=== What the task requires ===
Count lines with "付保证定金房屋买卖协议书怎样写" in them. Report only the total.
___ Source data
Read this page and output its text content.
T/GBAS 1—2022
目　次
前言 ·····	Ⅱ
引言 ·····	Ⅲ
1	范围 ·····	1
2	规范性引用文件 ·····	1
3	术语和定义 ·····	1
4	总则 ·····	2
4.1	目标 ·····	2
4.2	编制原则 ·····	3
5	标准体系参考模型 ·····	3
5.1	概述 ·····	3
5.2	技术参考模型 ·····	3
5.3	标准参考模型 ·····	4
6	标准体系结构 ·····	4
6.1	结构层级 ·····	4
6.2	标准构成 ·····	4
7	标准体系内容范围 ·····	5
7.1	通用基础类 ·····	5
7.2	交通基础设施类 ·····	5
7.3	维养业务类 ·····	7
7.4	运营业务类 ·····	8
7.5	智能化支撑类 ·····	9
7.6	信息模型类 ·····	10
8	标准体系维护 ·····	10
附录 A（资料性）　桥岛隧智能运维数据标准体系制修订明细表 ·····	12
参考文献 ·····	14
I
______
___ Source data
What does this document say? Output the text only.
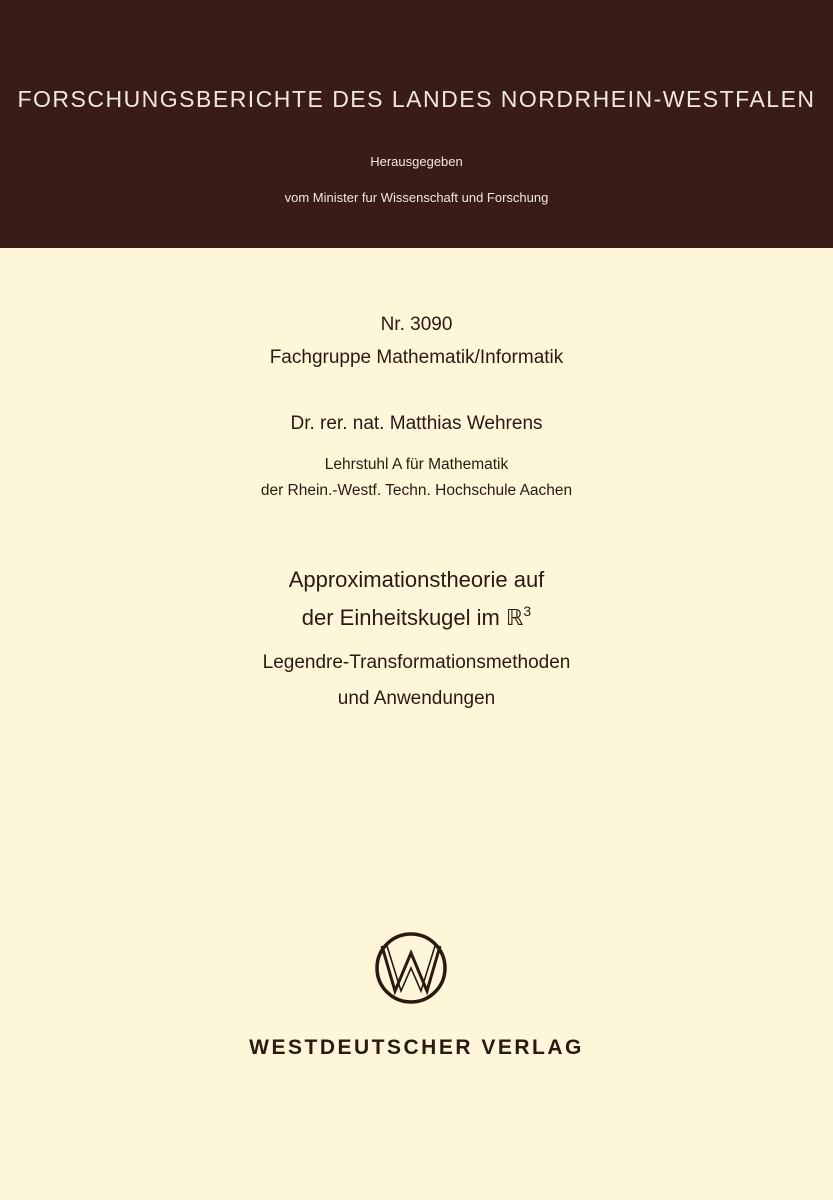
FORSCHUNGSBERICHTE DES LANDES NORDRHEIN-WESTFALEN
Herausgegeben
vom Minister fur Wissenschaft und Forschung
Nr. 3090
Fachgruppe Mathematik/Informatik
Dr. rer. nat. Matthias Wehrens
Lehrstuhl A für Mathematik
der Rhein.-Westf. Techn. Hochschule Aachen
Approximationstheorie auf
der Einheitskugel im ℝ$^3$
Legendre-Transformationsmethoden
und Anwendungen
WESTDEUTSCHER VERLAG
______
___ Source data
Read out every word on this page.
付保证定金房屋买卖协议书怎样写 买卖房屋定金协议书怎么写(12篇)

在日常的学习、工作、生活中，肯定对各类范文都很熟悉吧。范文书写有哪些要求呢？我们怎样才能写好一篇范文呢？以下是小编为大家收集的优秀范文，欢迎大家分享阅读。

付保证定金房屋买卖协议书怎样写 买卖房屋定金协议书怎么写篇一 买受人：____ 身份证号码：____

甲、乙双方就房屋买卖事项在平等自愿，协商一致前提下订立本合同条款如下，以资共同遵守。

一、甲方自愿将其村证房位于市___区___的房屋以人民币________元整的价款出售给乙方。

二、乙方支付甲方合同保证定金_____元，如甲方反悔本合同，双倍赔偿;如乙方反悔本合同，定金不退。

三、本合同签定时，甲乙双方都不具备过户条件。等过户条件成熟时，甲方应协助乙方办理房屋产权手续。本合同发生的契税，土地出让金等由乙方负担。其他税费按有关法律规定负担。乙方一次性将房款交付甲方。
______
=== Output for this exercise ===
2